Problem requirements:
Pick out every line in the data below that holds "structured".

--- Start Working data ---

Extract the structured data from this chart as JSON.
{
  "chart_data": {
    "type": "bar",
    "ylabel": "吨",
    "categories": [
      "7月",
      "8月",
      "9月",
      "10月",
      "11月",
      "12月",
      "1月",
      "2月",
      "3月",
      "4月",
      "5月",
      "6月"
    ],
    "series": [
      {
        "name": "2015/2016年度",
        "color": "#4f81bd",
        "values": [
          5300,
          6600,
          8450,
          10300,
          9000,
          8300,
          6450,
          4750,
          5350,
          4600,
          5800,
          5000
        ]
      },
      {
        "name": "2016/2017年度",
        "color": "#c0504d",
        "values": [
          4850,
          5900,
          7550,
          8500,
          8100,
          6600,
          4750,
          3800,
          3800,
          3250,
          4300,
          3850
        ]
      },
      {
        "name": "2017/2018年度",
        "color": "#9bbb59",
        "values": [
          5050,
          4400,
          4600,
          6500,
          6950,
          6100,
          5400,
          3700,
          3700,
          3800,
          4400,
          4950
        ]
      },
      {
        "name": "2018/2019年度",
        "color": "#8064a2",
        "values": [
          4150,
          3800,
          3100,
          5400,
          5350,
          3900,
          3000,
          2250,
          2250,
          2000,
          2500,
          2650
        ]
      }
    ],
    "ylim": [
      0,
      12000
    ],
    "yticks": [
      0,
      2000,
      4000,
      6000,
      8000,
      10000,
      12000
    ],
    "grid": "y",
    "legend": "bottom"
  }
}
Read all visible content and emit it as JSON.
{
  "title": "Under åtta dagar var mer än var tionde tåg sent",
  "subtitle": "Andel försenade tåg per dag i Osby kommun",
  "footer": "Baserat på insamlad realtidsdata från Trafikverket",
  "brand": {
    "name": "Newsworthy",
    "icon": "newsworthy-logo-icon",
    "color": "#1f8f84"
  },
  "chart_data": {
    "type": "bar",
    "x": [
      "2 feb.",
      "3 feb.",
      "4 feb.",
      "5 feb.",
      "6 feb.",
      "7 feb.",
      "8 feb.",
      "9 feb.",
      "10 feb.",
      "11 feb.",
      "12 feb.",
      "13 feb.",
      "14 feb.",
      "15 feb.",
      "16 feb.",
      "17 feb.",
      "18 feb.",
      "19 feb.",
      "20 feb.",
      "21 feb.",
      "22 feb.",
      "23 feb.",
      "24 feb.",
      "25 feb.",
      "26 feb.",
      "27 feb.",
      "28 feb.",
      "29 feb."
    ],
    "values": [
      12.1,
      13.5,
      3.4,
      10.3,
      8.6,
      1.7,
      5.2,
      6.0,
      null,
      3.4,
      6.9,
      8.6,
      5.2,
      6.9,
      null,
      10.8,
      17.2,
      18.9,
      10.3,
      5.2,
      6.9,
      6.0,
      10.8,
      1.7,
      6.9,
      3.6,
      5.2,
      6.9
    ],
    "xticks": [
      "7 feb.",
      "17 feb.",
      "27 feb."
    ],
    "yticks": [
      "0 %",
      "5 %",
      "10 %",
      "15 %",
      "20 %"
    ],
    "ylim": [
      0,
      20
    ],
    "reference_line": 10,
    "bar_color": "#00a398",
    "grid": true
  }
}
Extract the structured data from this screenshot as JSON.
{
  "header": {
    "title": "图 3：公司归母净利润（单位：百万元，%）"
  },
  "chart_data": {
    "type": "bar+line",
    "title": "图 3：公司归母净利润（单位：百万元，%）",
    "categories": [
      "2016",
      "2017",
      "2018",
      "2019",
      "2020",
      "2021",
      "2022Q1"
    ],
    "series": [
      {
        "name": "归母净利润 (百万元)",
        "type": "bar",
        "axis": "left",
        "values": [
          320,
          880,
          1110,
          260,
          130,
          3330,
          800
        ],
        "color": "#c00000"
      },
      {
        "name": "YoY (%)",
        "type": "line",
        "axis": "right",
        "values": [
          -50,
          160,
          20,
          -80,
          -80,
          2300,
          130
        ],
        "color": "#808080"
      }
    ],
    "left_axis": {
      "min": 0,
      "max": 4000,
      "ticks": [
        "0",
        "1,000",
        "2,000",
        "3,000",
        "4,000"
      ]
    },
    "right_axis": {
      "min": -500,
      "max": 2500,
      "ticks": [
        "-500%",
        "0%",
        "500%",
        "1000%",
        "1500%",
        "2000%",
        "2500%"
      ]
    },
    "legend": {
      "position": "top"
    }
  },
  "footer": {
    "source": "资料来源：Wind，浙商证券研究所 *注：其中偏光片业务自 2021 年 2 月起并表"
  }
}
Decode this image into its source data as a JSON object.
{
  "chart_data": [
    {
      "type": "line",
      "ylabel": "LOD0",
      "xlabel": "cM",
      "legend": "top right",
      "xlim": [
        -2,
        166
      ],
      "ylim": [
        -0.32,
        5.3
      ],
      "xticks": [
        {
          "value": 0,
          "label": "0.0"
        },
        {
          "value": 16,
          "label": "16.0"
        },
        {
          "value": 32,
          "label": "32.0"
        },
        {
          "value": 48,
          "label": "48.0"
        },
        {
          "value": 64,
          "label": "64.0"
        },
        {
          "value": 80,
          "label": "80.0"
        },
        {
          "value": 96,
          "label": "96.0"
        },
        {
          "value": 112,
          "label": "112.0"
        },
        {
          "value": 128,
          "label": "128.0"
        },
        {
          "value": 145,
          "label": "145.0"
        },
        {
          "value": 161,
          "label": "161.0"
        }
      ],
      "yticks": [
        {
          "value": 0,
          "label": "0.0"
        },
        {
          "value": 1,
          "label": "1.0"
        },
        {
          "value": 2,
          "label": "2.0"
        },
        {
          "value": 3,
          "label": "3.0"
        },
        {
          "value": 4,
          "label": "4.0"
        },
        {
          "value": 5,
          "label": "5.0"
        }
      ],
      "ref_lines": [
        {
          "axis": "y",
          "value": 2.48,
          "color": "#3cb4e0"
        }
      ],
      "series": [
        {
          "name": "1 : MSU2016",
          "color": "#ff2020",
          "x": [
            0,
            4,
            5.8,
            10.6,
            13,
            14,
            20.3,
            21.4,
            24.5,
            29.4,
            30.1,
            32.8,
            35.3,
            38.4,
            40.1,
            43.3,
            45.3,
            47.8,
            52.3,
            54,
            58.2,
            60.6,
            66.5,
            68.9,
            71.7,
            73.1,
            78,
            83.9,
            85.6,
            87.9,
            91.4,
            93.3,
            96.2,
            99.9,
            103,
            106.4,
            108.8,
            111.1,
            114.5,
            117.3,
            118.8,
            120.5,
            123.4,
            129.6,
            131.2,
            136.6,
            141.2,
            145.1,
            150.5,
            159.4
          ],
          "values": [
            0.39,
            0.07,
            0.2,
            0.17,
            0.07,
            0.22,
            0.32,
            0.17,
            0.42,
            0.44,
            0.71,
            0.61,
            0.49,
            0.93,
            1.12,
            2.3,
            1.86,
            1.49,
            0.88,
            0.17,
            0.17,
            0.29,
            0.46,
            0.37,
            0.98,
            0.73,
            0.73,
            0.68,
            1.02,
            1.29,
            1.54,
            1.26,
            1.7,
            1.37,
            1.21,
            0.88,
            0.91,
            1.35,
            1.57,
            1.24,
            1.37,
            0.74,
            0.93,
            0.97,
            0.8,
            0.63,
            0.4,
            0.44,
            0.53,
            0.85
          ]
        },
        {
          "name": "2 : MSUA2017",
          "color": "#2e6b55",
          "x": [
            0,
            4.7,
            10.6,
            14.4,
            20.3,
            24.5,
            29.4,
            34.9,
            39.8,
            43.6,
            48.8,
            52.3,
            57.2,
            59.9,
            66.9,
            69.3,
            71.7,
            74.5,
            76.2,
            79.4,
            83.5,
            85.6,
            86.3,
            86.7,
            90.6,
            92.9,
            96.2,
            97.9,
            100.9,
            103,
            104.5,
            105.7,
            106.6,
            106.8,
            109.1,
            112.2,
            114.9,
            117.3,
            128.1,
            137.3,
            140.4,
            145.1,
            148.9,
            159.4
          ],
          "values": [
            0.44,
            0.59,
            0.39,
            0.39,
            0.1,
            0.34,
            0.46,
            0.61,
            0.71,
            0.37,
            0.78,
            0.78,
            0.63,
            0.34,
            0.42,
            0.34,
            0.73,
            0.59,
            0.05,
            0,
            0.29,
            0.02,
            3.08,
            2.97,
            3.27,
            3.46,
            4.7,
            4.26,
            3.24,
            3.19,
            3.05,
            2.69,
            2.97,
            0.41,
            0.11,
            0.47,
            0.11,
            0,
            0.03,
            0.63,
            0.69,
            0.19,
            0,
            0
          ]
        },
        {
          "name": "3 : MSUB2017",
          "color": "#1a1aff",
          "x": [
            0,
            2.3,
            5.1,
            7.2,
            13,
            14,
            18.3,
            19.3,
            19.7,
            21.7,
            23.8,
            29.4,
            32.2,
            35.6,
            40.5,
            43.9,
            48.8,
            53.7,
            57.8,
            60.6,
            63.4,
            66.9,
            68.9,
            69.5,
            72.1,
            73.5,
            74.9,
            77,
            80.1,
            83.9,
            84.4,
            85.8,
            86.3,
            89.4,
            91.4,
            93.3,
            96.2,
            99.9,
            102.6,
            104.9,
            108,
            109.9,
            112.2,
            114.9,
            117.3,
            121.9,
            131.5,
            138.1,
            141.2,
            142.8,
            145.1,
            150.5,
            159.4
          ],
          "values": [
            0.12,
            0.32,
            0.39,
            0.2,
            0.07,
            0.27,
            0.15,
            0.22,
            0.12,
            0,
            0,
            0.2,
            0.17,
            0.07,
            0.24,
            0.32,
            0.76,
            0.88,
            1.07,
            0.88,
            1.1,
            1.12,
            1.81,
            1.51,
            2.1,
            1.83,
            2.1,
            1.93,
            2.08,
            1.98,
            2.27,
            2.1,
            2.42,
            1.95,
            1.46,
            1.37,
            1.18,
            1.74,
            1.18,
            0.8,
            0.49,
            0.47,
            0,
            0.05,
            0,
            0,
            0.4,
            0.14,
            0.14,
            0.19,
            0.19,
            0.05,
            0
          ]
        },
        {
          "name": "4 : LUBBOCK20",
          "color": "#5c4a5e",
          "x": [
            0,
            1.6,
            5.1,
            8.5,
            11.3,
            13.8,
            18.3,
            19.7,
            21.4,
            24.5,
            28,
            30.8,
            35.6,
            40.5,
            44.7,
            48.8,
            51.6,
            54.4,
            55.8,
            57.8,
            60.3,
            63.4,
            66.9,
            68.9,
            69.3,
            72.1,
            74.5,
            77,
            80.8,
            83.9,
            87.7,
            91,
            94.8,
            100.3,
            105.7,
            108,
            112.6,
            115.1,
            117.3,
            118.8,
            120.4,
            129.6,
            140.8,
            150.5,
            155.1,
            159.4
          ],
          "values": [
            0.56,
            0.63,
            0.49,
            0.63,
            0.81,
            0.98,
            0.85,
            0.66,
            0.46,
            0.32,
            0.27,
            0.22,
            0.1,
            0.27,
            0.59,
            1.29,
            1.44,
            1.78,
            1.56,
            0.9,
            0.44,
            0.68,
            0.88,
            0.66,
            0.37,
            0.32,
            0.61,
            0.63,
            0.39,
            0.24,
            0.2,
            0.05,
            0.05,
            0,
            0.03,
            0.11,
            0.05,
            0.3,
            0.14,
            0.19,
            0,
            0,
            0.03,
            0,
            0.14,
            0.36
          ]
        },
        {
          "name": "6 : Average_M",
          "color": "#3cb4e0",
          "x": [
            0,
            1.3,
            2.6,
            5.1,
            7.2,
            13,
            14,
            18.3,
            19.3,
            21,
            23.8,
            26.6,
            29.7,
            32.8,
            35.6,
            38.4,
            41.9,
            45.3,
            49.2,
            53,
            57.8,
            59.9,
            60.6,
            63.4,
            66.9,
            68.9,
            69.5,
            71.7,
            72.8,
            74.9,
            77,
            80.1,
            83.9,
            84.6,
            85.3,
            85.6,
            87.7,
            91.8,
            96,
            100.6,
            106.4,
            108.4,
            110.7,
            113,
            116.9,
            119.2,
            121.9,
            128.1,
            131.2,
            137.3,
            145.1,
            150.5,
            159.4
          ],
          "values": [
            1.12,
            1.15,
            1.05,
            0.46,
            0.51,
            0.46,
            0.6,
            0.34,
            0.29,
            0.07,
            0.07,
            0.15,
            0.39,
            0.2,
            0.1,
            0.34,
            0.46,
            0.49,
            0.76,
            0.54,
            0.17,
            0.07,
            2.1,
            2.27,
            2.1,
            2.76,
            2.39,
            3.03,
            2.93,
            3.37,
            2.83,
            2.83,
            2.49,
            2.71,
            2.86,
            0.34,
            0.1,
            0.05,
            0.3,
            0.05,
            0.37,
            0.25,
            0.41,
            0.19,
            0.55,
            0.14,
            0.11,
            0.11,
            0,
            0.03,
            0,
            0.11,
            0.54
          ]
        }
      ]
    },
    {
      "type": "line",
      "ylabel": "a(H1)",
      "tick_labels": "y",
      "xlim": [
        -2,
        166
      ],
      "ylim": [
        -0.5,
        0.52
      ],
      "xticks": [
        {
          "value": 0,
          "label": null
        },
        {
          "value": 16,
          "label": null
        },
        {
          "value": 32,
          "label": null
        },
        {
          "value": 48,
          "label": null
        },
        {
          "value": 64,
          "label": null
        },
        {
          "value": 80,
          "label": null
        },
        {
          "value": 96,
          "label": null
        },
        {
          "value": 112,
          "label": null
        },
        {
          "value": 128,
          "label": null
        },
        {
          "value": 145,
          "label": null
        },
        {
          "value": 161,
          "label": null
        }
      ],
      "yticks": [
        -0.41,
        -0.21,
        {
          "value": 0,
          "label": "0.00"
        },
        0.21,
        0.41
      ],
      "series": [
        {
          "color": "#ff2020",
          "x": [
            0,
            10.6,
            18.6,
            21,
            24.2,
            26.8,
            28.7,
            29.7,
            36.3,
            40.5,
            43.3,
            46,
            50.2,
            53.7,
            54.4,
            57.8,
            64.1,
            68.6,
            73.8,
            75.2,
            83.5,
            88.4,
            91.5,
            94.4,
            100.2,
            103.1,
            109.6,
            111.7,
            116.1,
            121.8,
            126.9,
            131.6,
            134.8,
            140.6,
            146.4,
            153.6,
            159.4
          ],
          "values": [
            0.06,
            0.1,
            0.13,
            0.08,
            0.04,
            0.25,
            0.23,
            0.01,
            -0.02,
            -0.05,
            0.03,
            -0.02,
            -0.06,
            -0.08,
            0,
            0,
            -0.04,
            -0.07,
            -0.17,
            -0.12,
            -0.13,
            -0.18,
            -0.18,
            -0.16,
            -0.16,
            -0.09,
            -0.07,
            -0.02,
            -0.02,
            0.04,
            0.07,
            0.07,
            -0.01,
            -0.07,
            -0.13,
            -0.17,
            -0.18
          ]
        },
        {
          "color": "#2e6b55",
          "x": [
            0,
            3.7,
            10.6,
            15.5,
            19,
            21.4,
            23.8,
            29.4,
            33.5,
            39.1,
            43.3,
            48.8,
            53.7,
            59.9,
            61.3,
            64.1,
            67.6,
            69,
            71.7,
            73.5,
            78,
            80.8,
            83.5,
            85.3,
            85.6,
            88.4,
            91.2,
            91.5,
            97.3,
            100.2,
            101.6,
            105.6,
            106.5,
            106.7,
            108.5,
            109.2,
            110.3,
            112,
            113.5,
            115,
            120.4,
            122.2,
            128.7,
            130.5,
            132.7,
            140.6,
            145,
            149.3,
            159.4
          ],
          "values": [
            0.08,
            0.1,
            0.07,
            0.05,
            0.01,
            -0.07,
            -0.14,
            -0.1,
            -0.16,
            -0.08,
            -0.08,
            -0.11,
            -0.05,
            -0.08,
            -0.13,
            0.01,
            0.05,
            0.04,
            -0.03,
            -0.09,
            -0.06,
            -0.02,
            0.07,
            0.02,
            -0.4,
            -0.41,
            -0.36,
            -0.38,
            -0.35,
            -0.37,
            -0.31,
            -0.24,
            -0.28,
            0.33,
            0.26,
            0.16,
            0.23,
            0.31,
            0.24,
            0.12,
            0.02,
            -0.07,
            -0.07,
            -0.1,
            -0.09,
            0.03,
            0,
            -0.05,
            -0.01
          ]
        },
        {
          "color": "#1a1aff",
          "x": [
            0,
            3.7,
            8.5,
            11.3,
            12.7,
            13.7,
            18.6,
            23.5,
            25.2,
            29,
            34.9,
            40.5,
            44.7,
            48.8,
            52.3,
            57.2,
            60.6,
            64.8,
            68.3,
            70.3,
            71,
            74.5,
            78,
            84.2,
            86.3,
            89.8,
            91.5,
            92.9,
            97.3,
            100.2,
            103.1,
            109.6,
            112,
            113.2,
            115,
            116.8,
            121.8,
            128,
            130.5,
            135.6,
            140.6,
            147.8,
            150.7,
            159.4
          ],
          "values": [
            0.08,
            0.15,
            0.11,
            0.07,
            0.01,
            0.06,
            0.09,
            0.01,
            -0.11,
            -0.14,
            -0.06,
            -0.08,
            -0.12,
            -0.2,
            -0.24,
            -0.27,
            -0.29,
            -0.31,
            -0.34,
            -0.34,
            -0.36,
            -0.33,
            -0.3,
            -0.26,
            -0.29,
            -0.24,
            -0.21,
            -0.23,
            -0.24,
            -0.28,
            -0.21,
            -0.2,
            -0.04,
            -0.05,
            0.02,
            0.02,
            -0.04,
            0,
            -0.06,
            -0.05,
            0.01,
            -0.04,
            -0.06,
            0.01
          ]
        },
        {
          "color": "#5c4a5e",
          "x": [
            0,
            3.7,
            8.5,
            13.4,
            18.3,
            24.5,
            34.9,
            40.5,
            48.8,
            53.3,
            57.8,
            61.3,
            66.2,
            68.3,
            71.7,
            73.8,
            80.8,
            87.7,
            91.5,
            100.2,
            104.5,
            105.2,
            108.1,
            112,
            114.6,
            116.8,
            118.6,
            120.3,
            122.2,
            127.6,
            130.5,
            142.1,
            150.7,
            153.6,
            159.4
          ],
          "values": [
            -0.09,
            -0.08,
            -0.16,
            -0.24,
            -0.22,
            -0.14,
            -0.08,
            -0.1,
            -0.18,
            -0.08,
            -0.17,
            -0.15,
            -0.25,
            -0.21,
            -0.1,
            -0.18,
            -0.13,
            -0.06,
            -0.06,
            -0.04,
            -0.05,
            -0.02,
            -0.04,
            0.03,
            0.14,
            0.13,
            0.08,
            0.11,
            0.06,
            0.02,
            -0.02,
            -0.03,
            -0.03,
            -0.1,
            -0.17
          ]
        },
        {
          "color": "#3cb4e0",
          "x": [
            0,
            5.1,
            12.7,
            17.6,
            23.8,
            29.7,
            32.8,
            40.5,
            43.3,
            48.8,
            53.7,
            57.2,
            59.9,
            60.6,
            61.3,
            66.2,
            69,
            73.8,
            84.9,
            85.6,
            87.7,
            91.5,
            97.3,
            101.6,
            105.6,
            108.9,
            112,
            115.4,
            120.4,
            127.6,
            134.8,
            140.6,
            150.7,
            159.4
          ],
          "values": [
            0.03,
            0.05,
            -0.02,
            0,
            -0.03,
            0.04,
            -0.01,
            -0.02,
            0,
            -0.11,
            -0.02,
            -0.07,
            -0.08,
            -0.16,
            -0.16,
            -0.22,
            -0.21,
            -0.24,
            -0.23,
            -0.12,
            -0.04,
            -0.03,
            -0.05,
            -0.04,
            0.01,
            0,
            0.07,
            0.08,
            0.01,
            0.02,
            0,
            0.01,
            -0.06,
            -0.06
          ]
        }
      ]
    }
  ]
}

--- End Working data ---

Exercise answer:
Extract the structured data from this chart as JSON.
Extract the structured data from this screenshot as JSON.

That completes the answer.